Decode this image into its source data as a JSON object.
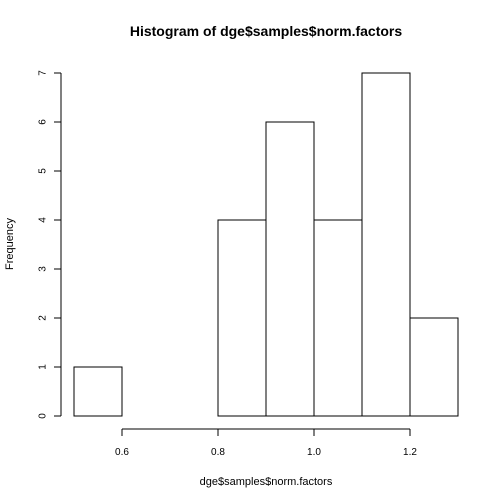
{
  "chart_data": {
    "type": "bar",
    "title": "Histogram of dge$samples$norm.factors",
    "xlabel": "dge$samples$norm.factors",
    "ylabel": "Frequency",
    "bins": [
      {
        "from": 0.5,
        "to": 0.6,
        "count": 1
      },
      {
        "from": 0.6,
        "to": 0.7,
        "count": 0
      },
      {
        "from": 0.7,
        "to": 0.8,
        "count": 0
      },
      {
        "from": 0.8,
        "to": 0.9,
        "count": 4
      },
      {
        "from": 0.9,
        "to": 1.0,
        "count": 6
      },
      {
        "from": 1.0,
        "to": 1.1,
        "count": 4
      },
      {
        "from": 1.1,
        "to": 1.2,
        "count": 7
      },
      {
        "from": 1.2,
        "to": 1.3,
        "count": 2
      }
    ],
    "xlim": [
      0.5,
      1.3
    ],
    "ylim": [
      0,
      7
    ],
    "x_ticks": [
      0.6,
      0.8,
      1.0,
      1.2
    ],
    "x_tick_labels": [
      "0.6",
      "0.8",
      "1.0",
      "1.2"
    ],
    "y_ticks": [
      0,
      1,
      2,
      3,
      4,
      5,
      6,
      7
    ],
    "y_tick_labels": [
      "0",
      "1",
      "2",
      "3",
      "4",
      "5",
      "6",
      "7"
    ],
    "grid": false,
    "colors": {
      "bar_fill": "#ffffff",
      "bar_stroke": "#000000"
    }
  }
}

▶ _What to work on_
Which lines hold the word "factors"? Copy each of them from the records.

▶ _Complete response_
    "title": "Histogram of dge$samples$norm.factors",
    "xlabel": "dge$samples$norm.factors",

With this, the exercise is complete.